BEGIN ITEMS

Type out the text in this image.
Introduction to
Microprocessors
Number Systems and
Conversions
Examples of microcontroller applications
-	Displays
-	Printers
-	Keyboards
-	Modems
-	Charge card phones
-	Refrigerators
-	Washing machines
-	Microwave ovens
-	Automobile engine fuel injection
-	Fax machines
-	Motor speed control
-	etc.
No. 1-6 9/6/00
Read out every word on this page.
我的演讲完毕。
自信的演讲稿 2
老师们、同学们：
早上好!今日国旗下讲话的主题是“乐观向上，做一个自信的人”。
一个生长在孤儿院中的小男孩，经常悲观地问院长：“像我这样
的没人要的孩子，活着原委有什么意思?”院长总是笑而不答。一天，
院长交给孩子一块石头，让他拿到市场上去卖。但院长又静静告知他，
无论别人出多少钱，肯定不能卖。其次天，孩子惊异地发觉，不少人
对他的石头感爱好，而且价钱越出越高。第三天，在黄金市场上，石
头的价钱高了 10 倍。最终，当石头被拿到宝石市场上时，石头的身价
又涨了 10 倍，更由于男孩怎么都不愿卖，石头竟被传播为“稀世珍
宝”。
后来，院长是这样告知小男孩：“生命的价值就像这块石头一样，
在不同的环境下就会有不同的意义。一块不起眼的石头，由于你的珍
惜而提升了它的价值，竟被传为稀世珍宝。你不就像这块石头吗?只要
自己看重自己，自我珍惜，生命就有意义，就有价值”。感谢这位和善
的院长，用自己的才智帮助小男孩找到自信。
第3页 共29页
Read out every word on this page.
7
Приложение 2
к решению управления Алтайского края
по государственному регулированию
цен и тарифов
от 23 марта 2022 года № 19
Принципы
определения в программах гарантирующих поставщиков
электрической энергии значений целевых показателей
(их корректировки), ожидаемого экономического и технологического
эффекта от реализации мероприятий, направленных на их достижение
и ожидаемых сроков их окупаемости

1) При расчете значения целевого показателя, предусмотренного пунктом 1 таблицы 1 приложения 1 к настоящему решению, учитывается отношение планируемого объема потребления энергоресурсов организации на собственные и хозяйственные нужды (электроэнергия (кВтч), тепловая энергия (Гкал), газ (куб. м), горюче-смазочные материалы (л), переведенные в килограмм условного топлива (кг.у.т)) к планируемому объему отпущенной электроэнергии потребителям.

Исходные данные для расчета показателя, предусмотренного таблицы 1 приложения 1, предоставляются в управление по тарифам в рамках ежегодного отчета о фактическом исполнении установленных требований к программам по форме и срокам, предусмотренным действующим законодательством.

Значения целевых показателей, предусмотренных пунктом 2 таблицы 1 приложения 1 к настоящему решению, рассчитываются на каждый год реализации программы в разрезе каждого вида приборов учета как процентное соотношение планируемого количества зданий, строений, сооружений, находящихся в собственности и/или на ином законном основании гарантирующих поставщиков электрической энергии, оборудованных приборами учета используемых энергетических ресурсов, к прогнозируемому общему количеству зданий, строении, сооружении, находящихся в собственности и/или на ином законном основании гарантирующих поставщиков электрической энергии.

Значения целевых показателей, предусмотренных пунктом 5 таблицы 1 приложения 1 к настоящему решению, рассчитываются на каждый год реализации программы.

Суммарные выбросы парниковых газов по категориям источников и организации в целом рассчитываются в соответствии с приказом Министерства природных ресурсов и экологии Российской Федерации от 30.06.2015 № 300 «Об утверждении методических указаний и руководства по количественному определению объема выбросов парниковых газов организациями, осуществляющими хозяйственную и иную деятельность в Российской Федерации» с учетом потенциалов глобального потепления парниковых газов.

END ITEMS

> **SET TASK**: Extract every line above containing the word "реализации".

> **FINAL ANSWER**:
эффекта от реализации мероприятий, направленных на их достижение
Значения целевых показателей, предусмотренных пунктом 2 таблицы 1 приложения 1 к настоящему решению, рассчитываются на каждый год реализации программы в разрезе каждого вида приборов учета как процентное соотношение планируемого количества зданий, строений, сооружений, находящихся в собственности и/или на ином законном основании гарантирующих поставщиков электрической энергии, оборудованных приборами учета используемых энергетических ресурсов, к прогнозируемому общему количеству зданий, строении, сооружении, находящихся в собственности и/или на ином законном основании гарантирующих поставщиков электрической энергии.
Значения целевых показателей, предусмотренных пунктом 5 таблицы 1 приложения 1 к настоящему решению, рассчитываются на каждый год реализации программы.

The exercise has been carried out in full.